Work to do: Tally the lines that hold the string "Differentiation", and reply with the count alone.
☆ ☆ ☆
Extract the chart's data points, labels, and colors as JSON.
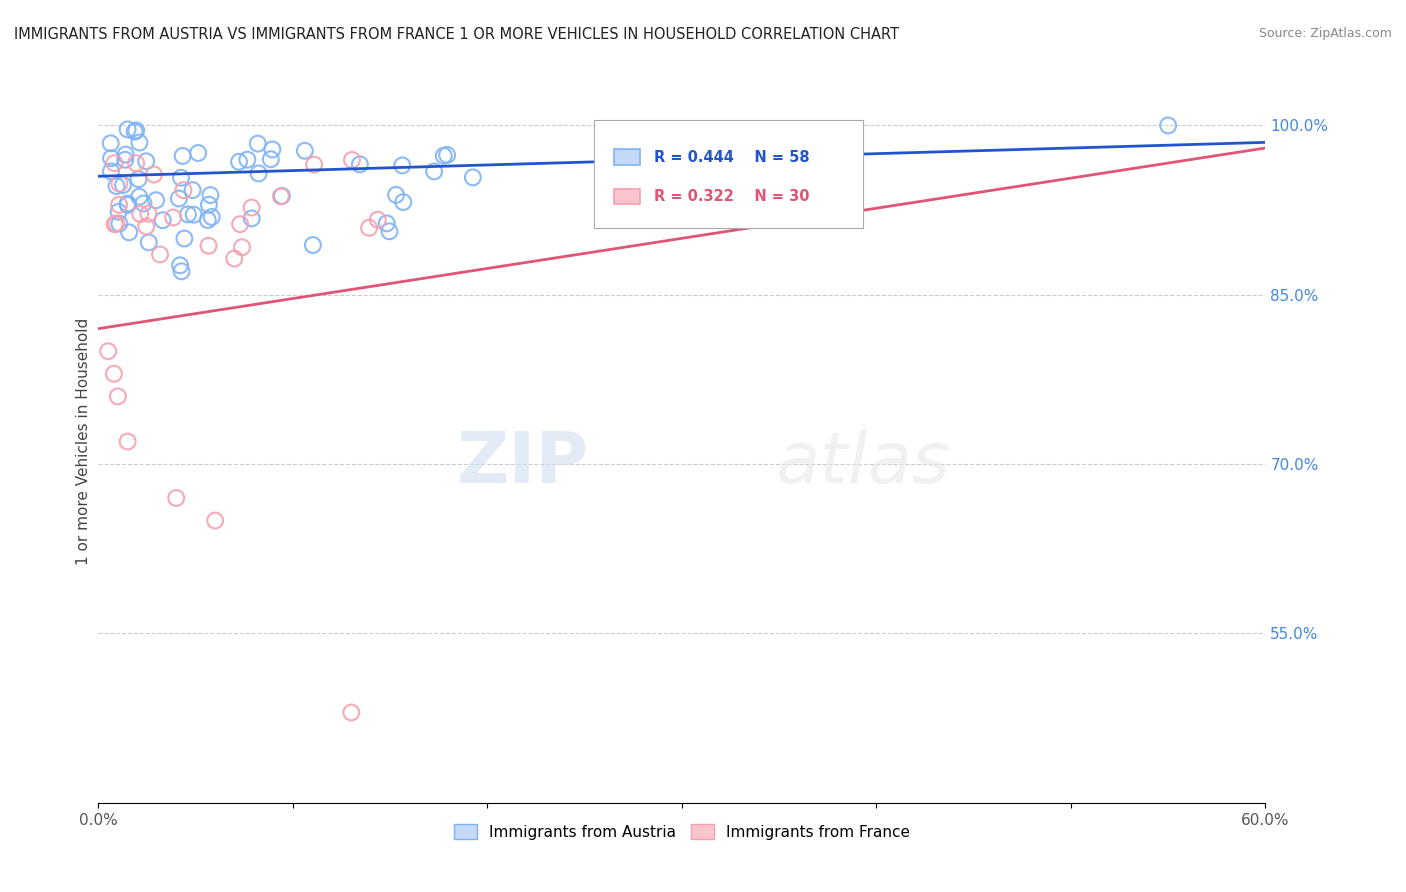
{
  "title": "IMMIGRANTS FROM AUSTRIA VS IMMIGRANTS FROM FRANCE 1 OR MORE VEHICLES IN HOUSEHOLD CORRELATION CHART",
  "source": "Source: ZipAtlas.com",
  "ylabel": "1 or more Vehicles in Household",
  "xlim": [
    0.0,
    0.6
  ],
  "ylim": [
    0.4,
    1.04
  ],
  "yticks": [
    0.55,
    0.7,
    0.85,
    1.0
  ],
  "yticklabels": [
    "55.0%",
    "70.0%",
    "85.0%",
    "100.0%"
  ],
  "austria_color": "#7fb3f5",
  "austria_line_color": "#2255cc",
  "france_color": "#f5a0b0",
  "france_line_color": "#e05575",
  "austria_R": 0.444,
  "austria_N": 58,
  "france_R": 0.322,
  "france_N": 30,
  "watermark_zip": "ZIP",
  "watermark_atlas": "atlas",
  "grid_color": "#cccccc",
  "background_color": "#ffffff",
  "legend_austria_fill": "#c5d8f8",
  "legend_france_fill": "#f8c5cf"
}
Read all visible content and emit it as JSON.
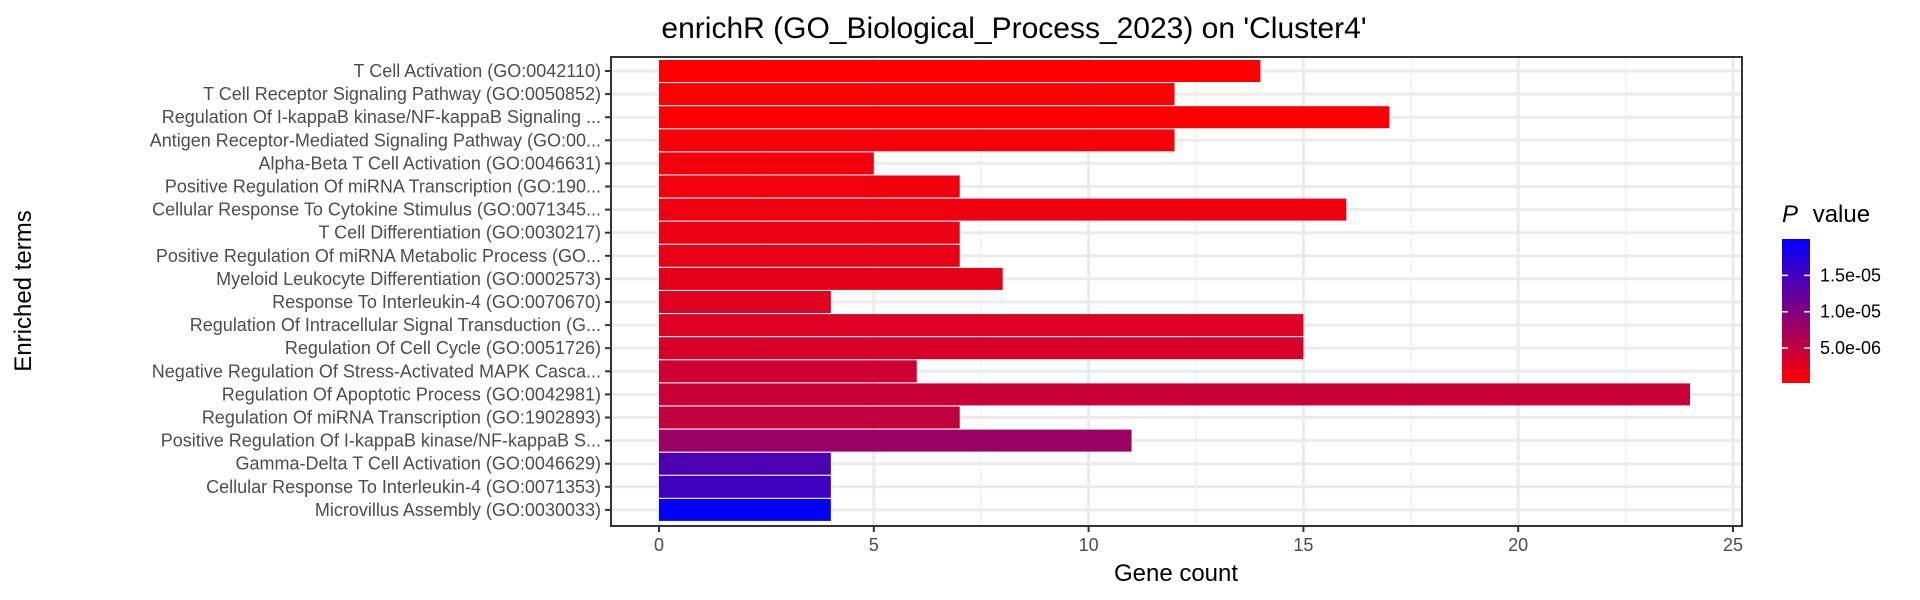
{
  "chart_data": {
    "type": "bar",
    "orientation": "horizontal",
    "title": "enrichR (GO_Biological_Process_2023) on 'Cluster4'",
    "xlabel": "Gene count",
    "ylabel": "Enriched terms",
    "xlim": [
      0,
      25
    ],
    "x_ticks": [
      0,
      5,
      10,
      15,
      20,
      25
    ],
    "grid": true,
    "categories": [
      "T Cell Activation (GO:0042110)",
      "T Cell Receptor Signaling Pathway (GO:0050852)",
      "Regulation Of I-kappaB kinase/NF-kappaB Signaling ...",
      "Antigen Receptor-Mediated Signaling Pathway (GO:00...",
      "Alpha-Beta T Cell Activation (GO:0046631)",
      "Positive Regulation Of miRNA Transcription (GO:190...",
      "Cellular Response To Cytokine Stimulus (GO:0071345...",
      "T Cell Differentiation (GO:0030217)",
      "Positive Regulation Of miRNA Metabolic Process (GO...",
      "Myeloid Leukocyte Differentiation (GO:0002573)",
      "Response To Interleukin-4 (GO:0070670)",
      "Regulation Of Intracellular Signal Transduction (G...",
      "Regulation Of Cell Cycle (GO:0051726)",
      "Negative Regulation Of Stress-Activated MAPK Casca...",
      "Regulation Of Apoptotic Process (GO:0042981)",
      "Regulation Of miRNA Transcription (GO:1902893)",
      "Positive Regulation Of I-kappaB kinase/NF-kappaB S...",
      "Gamma-Delta T Cell Activation (GO:0046629)",
      "Cellular Response To Interleukin-4 (GO:0071353)",
      "Microvillus Assembly (GO:0030033)"
    ],
    "values": [
      14,
      12,
      17,
      12,
      5,
      7,
      16,
      7,
      7,
      8,
      4,
      15,
      15,
      6,
      24,
      7,
      11,
      4,
      4,
      4
    ],
    "p_values": [
      2e-07,
      4e-07,
      6e-07,
      8e-07,
      1.1e-06,
      1.3e-06,
      1.5e-06,
      1.7e-06,
      1.9e-06,
      2.2e-06,
      2.6e-06,
      3e-06,
      3.3e-06,
      4e-06,
      4.5e-06,
      5e-06,
      8e-06,
      1.4e-05,
      1.5e-05,
      2e-05
    ],
    "legend": {
      "title_italic": "P",
      "title_rest": "value",
      "placement": "right",
      "tick_values": [
        5e-06,
        1e-05,
        1.5e-05
      ],
      "tick_labels": [
        "5.0e-06",
        "1.0e-05",
        "1.5e-05"
      ],
      "range": [
        2e-07,
        2e-05
      ],
      "low_color": "#ff0000",
      "high_color": "#0000ff"
    }
  }
}
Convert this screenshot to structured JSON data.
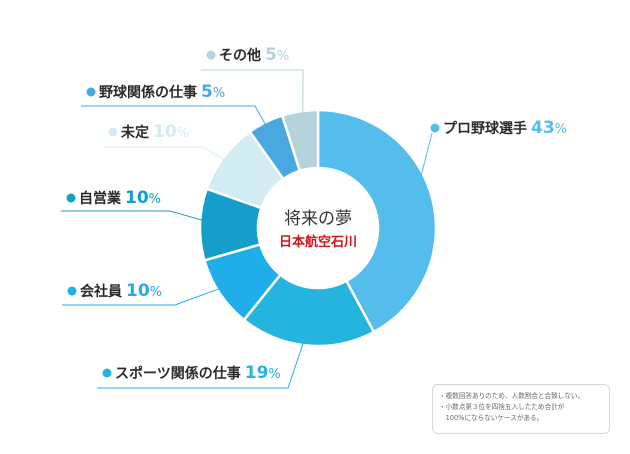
{
  "chart_data": {
    "type": "pie",
    "title": "将来の夢",
    "subtitle": "日本航空石川",
    "unit": "%",
    "slices": [
      {
        "label": "プロ野球選手",
        "value": 43,
        "color": "#55bdec"
      },
      {
        "label": "スポーツ関係の仕事",
        "value": 19,
        "color": "#24b4dd"
      },
      {
        "label": "会社員",
        "value": 10,
        "color": "#1faeea"
      },
      {
        "label": "自営業",
        "value": 10,
        "color": "#159ec9"
      },
      {
        "label": "未定",
        "value": 10,
        "color": "#d3ecf4"
      },
      {
        "label": "野球関係の仕事",
        "value": 5,
        "color": "#4aa8e0"
      },
      {
        "label": "その他",
        "value": 5,
        "color": "#b6d3db"
      }
    ]
  },
  "notes": [
    "・複数回答ありのため、人数割合と合致しない。",
    "・小数点第３位を四捨五入したため合計が",
    "　100%にならないケースがある。"
  ]
}
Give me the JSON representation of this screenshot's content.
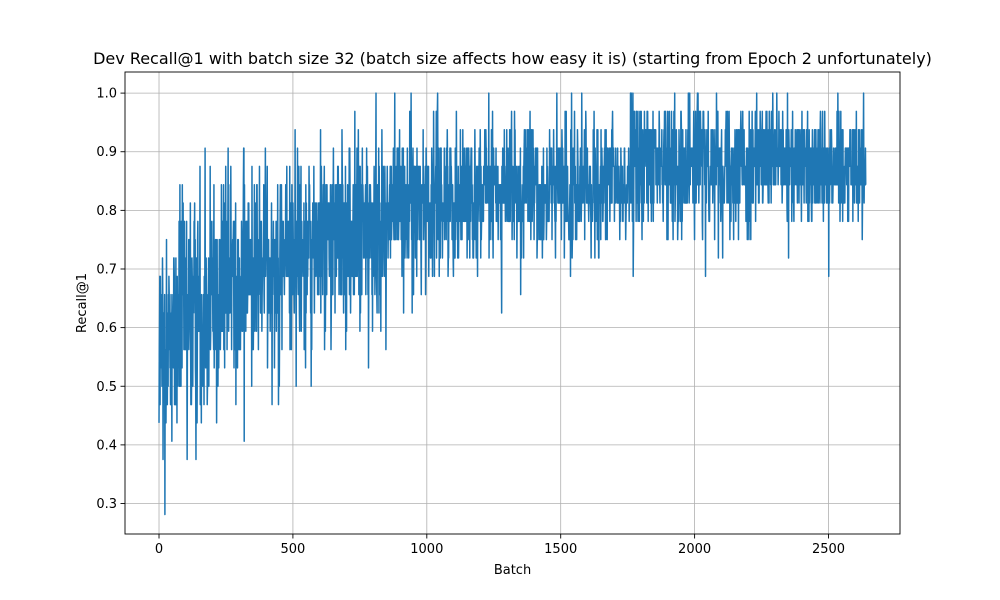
{
  "chart_data": {
    "type": "line",
    "title": "Dev Recall@1 with batch size 32 (batch size affects how easy it is) (starting from Epoch 2 unfortunately)",
    "xlabel": "Batch",
    "ylabel": "Recall@1",
    "xlim": [
      -127,
      2767
    ],
    "ylim": [
      0.248,
      1.036
    ],
    "grid": true,
    "x_ticks": [
      0,
      500,
      1000,
      1500,
      2000,
      2500
    ],
    "y_ticks": [
      0.3,
      0.4,
      0.5,
      0.6,
      0.7,
      0.8,
      0.9,
      1.0
    ],
    "x_tick_labels": [
      "0",
      "500",
      "1000",
      "1500",
      "2000",
      "2500"
    ],
    "y_tick_labels": [
      "0.3",
      "0.4",
      "0.5",
      "0.6",
      "0.7",
      "0.8",
      "0.9",
      "1.0"
    ],
    "series": [
      {
        "color": "#1f77b4",
        "n_points": 2640,
        "x_start": 0,
        "x_end": 2640,
        "trend": [
          {
            "x": 0,
            "y": 0.54
          },
          {
            "x": 100,
            "y": 0.62
          },
          {
            "x": 250,
            "y": 0.68
          },
          {
            "x": 500,
            "y": 0.73
          },
          {
            "x": 800,
            "y": 0.77
          },
          {
            "x": 900,
            "y": 0.81
          },
          {
            "x": 1200,
            "y": 0.83
          },
          {
            "x": 1500,
            "y": 0.835
          },
          {
            "x": 1750,
            "y": 0.845
          },
          {
            "x": 1770,
            "y": 0.88
          },
          {
            "x": 2200,
            "y": 0.88
          },
          {
            "x": 2640,
            "y": 0.88
          }
        ],
        "noise": [
          {
            "x": 0,
            "amp": 0.1
          },
          {
            "x": 300,
            "amp": 0.09
          },
          {
            "x": 800,
            "amp": 0.08
          },
          {
            "x": 900,
            "amp": 0.065
          },
          {
            "x": 1760,
            "amp": 0.055
          },
          {
            "x": 2640,
            "amp": 0.05
          }
        ],
        "y_min": 0.281,
        "y_max": 1.0,
        "notable_points": [
          {
            "x": 5,
            "y": 0.6875
          },
          {
            "x": 15,
            "y": 0.375
          },
          {
            "x": 22,
            "y": 0.28125
          },
          {
            "x": 28,
            "y": 0.75
          },
          {
            "x": 78,
            "y": 0.84375
          },
          {
            "x": 105,
            "y": 0.375
          },
          {
            "x": 172,
            "y": 0.40625
          },
          {
            "x": 172,
            "y": 0.90625
          },
          {
            "x": 215,
            "y": 0.4375
          },
          {
            "x": 258,
            "y": 0.90625
          },
          {
            "x": 318,
            "y": 0.40625
          },
          {
            "x": 508,
            "y": 0.9375
          },
          {
            "x": 512,
            "y": 0.5
          },
          {
            "x": 568,
            "y": 0.5
          },
          {
            "x": 782,
            "y": 0.53125
          },
          {
            "x": 880,
            "y": 1.0
          },
          {
            "x": 945,
            "y": 0.625
          },
          {
            "x": 1040,
            "y": 1.0
          },
          {
            "x": 1350,
            "y": 0.65625
          },
          {
            "x": 1540,
            "y": 1.0
          },
          {
            "x": 1760,
            "y": 1.0
          },
          {
            "x": 1770,
            "y": 0.6875
          },
          {
            "x": 2010,
            "y": 1.0
          },
          {
            "x": 2040,
            "y": 0.6875
          },
          {
            "x": 2350,
            "y": 0.71875
          },
          {
            "x": 2500,
            "y": 0.6875
          },
          {
            "x": 2630,
            "y": 1.0
          }
        ]
      }
    ]
  }
}
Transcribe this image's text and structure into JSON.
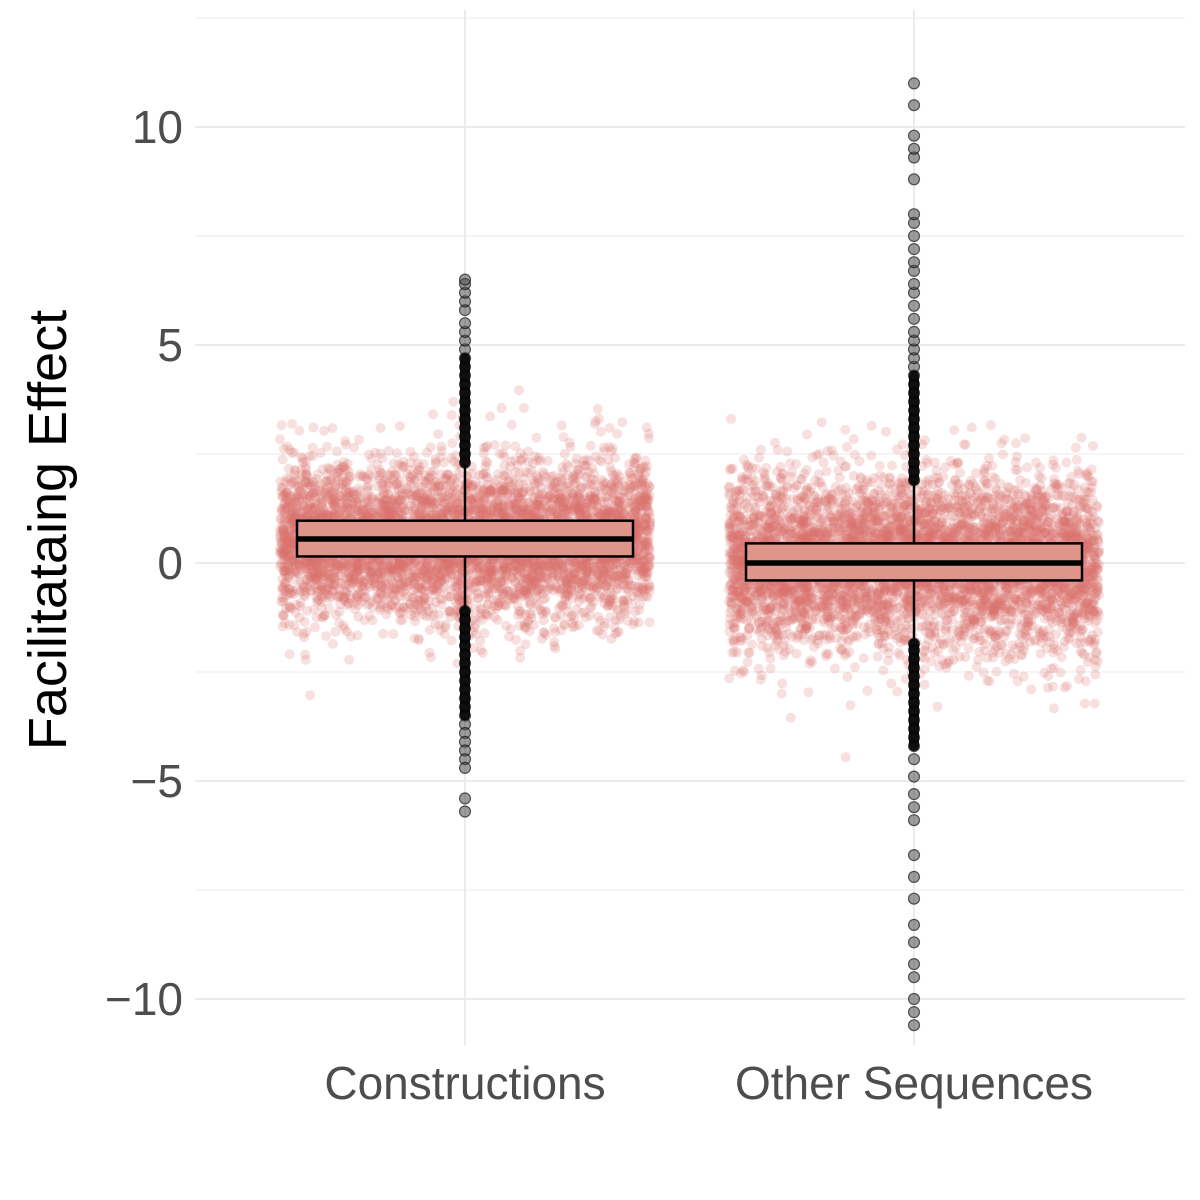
{
  "chart_data": {
    "type": "boxplot",
    "title": "",
    "xlabel": "",
    "ylabel": "Facilitataing Effect",
    "ylim": [
      -10.8,
      12.5
    ],
    "yticks": [
      -10,
      -5,
      0,
      5,
      10
    ],
    "ytick_labels": [
      "−10",
      "−5",
      "0",
      "5",
      "10"
    ],
    "grid": true,
    "legend": "none",
    "colors": {
      "jitter": "#d9736c",
      "box_fill": "#e0958a",
      "box_line": "#000000",
      "outlier": "#4d4d4d",
      "grid": "#ebebeb"
    },
    "categories": [
      "Constructions",
      "Other Sequences"
    ],
    "series": [
      {
        "name": "Constructions",
        "q1": 0.15,
        "median": 0.55,
        "q3": 0.97,
        "whisker_low": -1.05,
        "whisker_high": 2.25,
        "outliers_high": [
          2.3,
          2.5,
          2.7,
          2.9,
          3.1,
          3.3,
          3.5,
          3.7,
          3.9,
          4.1,
          4.3,
          4.5,
          4.7,
          4.9,
          5.1,
          5.3,
          5.5,
          5.8,
          6.0,
          6.2,
          6.4,
          6.5
        ],
        "outliers_low": [
          -1.1,
          -1.3,
          -1.5,
          -1.7,
          -1.9,
          -2.1,
          -2.3,
          -2.5,
          -2.7,
          -2.9,
          -3.1,
          -3.3,
          -3.5,
          -3.7,
          -3.9,
          -4.1,
          -4.3,
          -4.5,
          -4.7,
          -5.4,
          -5.7
        ],
        "jitter_sd": 0.9,
        "jitter_range": [
          -5.8,
          6.6
        ]
      },
      {
        "name": "Other Sequences",
        "q1": -0.4,
        "median": 0.0,
        "q3": 0.45,
        "whisker_low": -1.8,
        "whisker_high": 1.85,
        "outliers_high": [
          1.9,
          2.1,
          2.3,
          2.5,
          2.7,
          2.9,
          3.1,
          3.3,
          3.5,
          3.7,
          3.9,
          4.1,
          4.3,
          4.5,
          4.7,
          4.9,
          5.1,
          5.3,
          5.6,
          5.9,
          6.2,
          6.4,
          6.7,
          6.9,
          7.2,
          7.5,
          7.8,
          8.0,
          8.8,
          9.3,
          9.5,
          9.8,
          10.5,
          11.0
        ],
        "outliers_low": [
          -1.85,
          -2.0,
          -2.2,
          -2.4,
          -2.6,
          -2.8,
          -3.0,
          -3.2,
          -3.4,
          -3.6,
          -3.8,
          -4.0,
          -4.2,
          -4.5,
          -4.9,
          -5.3,
          -5.6,
          -5.9,
          -6.7,
          -7.2,
          -7.7,
          -8.3,
          -8.7,
          -9.2,
          -9.5,
          -10.0,
          -10.3,
          -10.6
        ],
        "jitter_sd": 1.0,
        "jitter_range": [
          -10.7,
          11.0
        ]
      }
    ]
  }
}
☆ ☆ ☆
Result of the task: 2